● Given request
From the data that follows, copy every line holding the string "name".

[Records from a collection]
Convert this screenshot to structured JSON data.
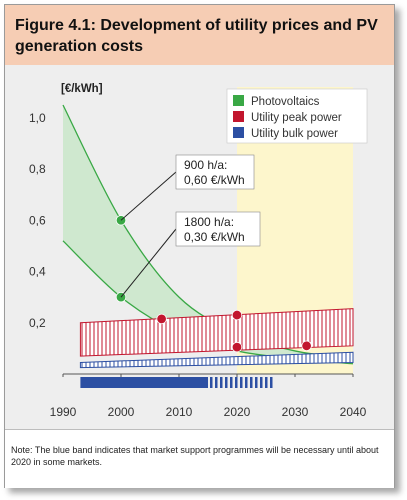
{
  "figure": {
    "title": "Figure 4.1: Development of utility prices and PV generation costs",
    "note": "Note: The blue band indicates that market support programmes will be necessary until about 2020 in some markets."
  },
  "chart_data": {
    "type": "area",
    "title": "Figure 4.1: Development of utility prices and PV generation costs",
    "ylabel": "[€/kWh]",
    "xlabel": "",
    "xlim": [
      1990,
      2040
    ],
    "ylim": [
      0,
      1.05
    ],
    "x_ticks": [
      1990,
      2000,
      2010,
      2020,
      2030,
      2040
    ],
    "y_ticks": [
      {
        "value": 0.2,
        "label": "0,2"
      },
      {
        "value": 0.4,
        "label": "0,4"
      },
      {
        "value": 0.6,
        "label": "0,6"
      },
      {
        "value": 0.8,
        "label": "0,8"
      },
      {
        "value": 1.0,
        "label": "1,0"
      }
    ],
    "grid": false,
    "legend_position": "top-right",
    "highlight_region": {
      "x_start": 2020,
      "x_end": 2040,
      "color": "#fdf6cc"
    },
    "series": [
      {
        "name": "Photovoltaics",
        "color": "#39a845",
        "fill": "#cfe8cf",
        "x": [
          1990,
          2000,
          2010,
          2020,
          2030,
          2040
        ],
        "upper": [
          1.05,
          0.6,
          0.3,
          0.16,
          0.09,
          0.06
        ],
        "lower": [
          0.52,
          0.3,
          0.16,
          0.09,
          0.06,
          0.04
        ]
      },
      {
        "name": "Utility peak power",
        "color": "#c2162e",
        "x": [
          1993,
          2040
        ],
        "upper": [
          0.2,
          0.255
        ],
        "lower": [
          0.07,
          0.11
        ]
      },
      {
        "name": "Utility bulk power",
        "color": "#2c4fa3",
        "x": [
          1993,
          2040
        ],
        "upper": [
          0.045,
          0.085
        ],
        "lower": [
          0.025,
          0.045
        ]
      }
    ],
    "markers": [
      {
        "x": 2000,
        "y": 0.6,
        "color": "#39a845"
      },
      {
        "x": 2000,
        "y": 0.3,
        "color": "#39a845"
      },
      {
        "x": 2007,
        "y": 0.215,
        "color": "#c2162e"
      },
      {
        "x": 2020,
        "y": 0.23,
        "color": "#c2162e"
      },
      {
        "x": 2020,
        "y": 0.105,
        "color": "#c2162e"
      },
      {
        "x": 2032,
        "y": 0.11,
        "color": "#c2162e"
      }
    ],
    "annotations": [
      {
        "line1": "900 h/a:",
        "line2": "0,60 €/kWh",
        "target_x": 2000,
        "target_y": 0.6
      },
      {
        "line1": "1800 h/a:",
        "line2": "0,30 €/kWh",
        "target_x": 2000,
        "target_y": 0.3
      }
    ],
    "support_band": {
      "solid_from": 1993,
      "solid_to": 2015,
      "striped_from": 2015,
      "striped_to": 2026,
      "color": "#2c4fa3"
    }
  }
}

● Correct output
        "name": "Photovoltaics",
        "name": "Utility peak power",
        "name": "Utility bulk power",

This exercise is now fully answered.